▸ **Exercise goal**
Extract the text of each entry below exactly, leaving every image behind.

====== Task material ======

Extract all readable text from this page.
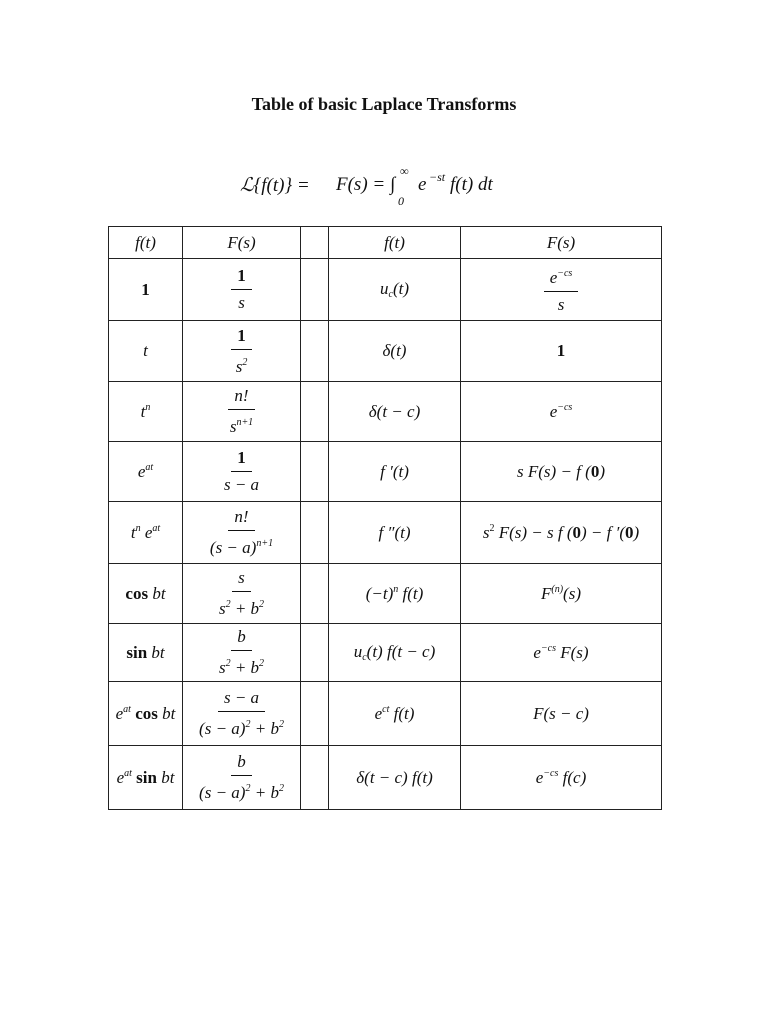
Table of basic Laplace Transforms
ℒ{f(t)} = F(s) = ∫
∞
0
e −st f(t) dt
f(t)	F(s)		f(t)	F(s)
1	$\frac{1}{s}$		$u_c(t)$	$\frac{e^{-cs}}{s}$

t	$\frac{1}{s^2}$		δ(t)	1
$t^n$	$\frac{n!}{s^{n+1}}$		δ(t − c)	$e^{-cs}$
$e^{at}$	$\frac{1}{s - a}$		f ′(t)	s F(s) − f (0)
$t^n$ $e^{at}$	$\frac{n!}{(s - a)^{n+1}}$		f ″(t)	$s^2$ F(s) − s f (0) − f ′(0)
cos bt	$\frac{s}{s^2 + b^2}$		$(-t)^n$ f(t)	$F^{(n)}(s)$
sin bt	$\frac{b}{s^2 + b^2}$		$u_c(t) f(t - c)$	$e^{-cs}$ F(s)
$e^{at}$ cos bt	$\frac{s - a}{(s - a)^2 + b^2}$		$e^{ct}$ f(t)	F(s − c)
$e^{at}$ sin bt	$\frac{b}{(s - a)^2 + b^2}$		δ(t − c) f(t)	$e^{-cs}$ f(c)
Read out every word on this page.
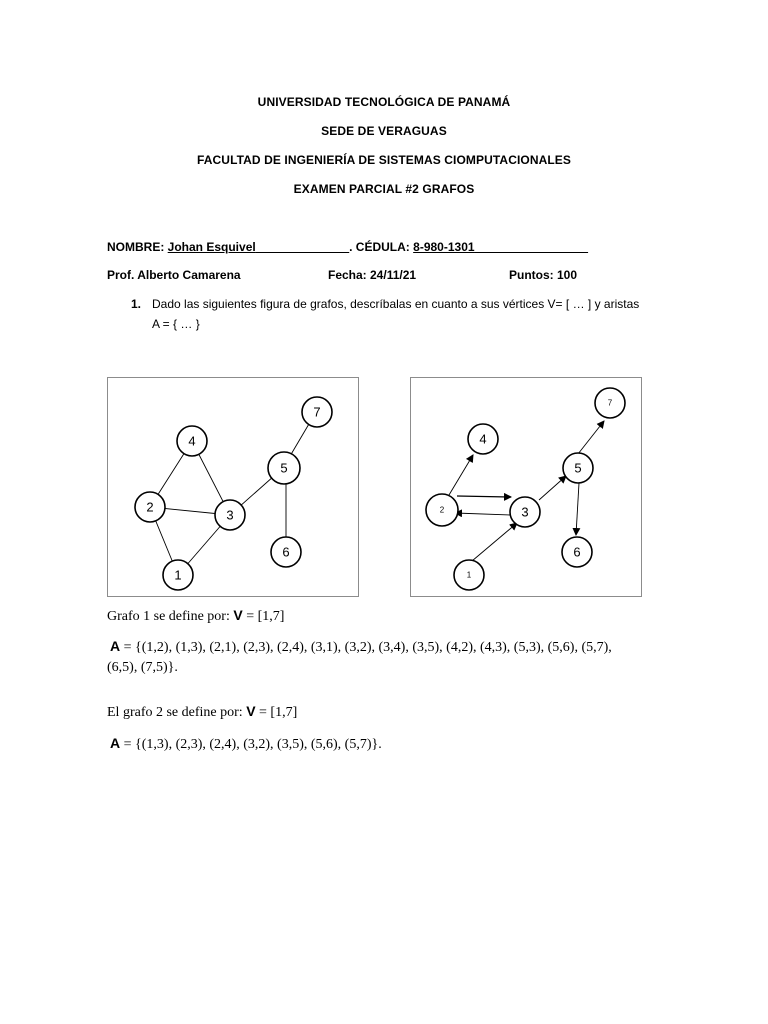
UNIVERSIDAD TECNOLÓGICA DE PANAMÁ
SEDE DE VERAGUAS
FACULTAD DE INGENIERÍA DE SISTEMAS CIOMPUTACIONALES
EXAMEN PARCIAL #2 GRAFOS
NOMBRE: Johan Esquivel______________. CÉDULA: 8-980-1301_________________
Prof. Alberto Camarena	Fecha: 24/11/21	Puntos: 100
1. Dado las siguientes figura de grafos, descríbalas en cuanto a sus vértices V= [ … ] y aristas
A = { … }
1
2
3
4
5
6
7
1
2	3
4
5
6
7
Grafo 1 se define por: V = [1,7]
A = {(1,2), (1,3), (2,1), (2,3), (2,4), (3,1), (3,2), (3,4), (3,5), (4,2), (4,3), (5,3), (5,6), (5,7),
(6,5), (7,5)}.
El grafo 2 se define por: V = [1,7]
A = {(1,3), (2,3), (2,4), (3,2), (3,5), (5,6), (5,7)}.
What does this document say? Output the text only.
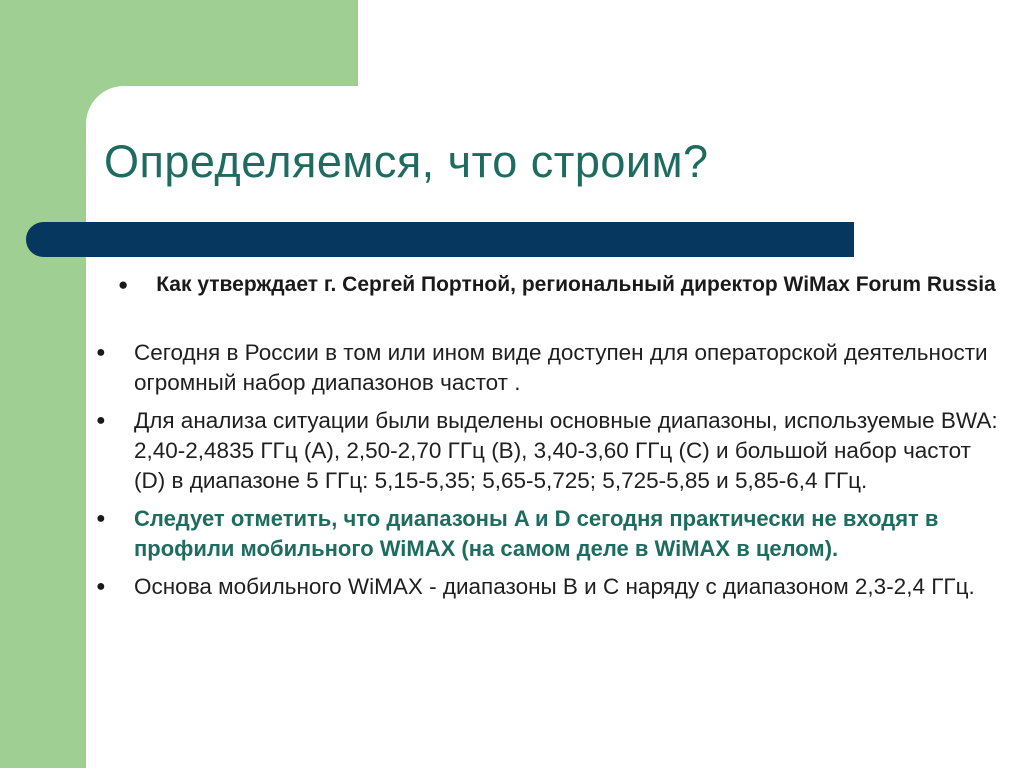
Определяемся, что строим?
● Как утверждает г. Сергей Портной, региональный директор WiMax Forum Russia

● Сегодня в России в том или ином виде доступен для операторской деятельности огромный набор диапазонов частот .

● Для анализа ситуации были выделены основные диапазоны, используемые BWA: 2,40-2,4835 ГГц (A), 2,50-2,70 ГГц (B), 3,40-3,60 ГГц (C) и большой набор частот (D) в диапазоне 5 ГГц: 5,15-5,35; 5,65-5,725; 5,725-5,85 и 5,85-6,4 ГГц.

● Следует отметить, что диапазоны A и D сегодня практически не входят в профили мобильного WiMAX (на самом деле в WiMAX в целом).

● Основа мобильного WiMAX - диапазоны B и C наряду с диапазоном 2,3-2,4 ГГц.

======

▸ **Result**
Extract all readable text from this page.
Table of basic Laplace Transforms
ℒ{f(t)} = F(s) = ∫
∞
0
e −st f(t) dt
f(t)	F(s)		f(t)	F(s)
1	$\frac{1}{s}$		$u_c(t)$	$\frac{e^{-cs}}{s}$

t	$\frac{1}{s^2}$		δ(t)	1
$t^n$	$\frac{n!}{s^{n+1}}$		δ(t − c)	$e^{-cs}$
$e^{at}$	$\frac{1}{s - a}$		f ′(t)	s F(s) − f (0)
$t^n$ $e^{at}$	$\frac{n!}{(s - a)^{n+1}}$		f ″(t)	$s^2$ F(s) − s f (0) − f ′(0)
cos bt	$\frac{s}{s^2 + b^2}$		$(-t)^n$ f(t)	$F^{(n)}(s)$
sin bt	$\frac{b}{s^2 + b^2}$		$u_c(t) f(t - c)$	$e^{-cs}$ F(s)
$e^{at}$ cos bt	$\frac{s - a}{(s - a)^2 + b^2}$		$e^{ct}$ f(t)	F(s − c)
$e^{at}$ sin bt	$\frac{b}{(s - a)^2 + b^2}$		δ(t − c) f(t)	$e^{-cs}$ f(c)
Read out every word on this page.
UNIVERSIDAD TECNOLÓGICA DE PANAMÁ
SEDE DE VERAGUAS
FACULTAD DE INGENIERÍA DE SISTEMAS CIOMPUTACIONALES
EXAMEN PARCIAL #2 GRAFOS
NOMBRE: Johan Esquivel______________. CÉDULA: 8-980-1301_________________
Prof. Alberto Camarena	Fecha: 24/11/21	Puntos: 100
1. Dado las siguientes figura de grafos, descríbalas en cuanto a sus vértices V= [ … ] y aristas
A = { … }
1
2
3
4
5
6
7
1
2	3
4
5
6
7
Grafo 1 se define por: V = [1,7]
A = {(1,2), (1,3), (2,1), (2,3), (2,4), (3,1), (3,2), (3,4), (3,5), (4,2), (4,3), (5,3), (5,6), (5,7),
(6,5), (7,5)}.
El grafo 2 se define por: V = [1,7]
A = {(1,3), (2,3), (2,4), (3,2), (3,5), (5,6), (5,7)}.
What does this document say? Output the text only.
Определяемся, что строим?
● Как утверждает г. Сергей Портной, региональный директор WiMax Forum Russia

● Сегодня в России в том или ином виде доступен для операторской деятельности огромный набор диапазонов частот .

● Для анализа ситуации были выделены основные диапазоны, используемые BWA: 2,40-2,4835 ГГц (A), 2,50-2,70 ГГц (B), 3,40-3,60 ГГц (C) и большой набор частот (D) в диапазоне 5 ГГц: 5,15-5,35; 5,65-5,725; 5,725-5,85 и 5,85-6,4 ГГц.

● Следует отметить, что диапазоны A и D сегодня практически не входят в профили мобильного WiMAX (на самом деле в WiMAX в целом).

● Основа мобильного WiMAX - диапазоны B и C наряду с диапазоном 2,3-2,4 ГГц.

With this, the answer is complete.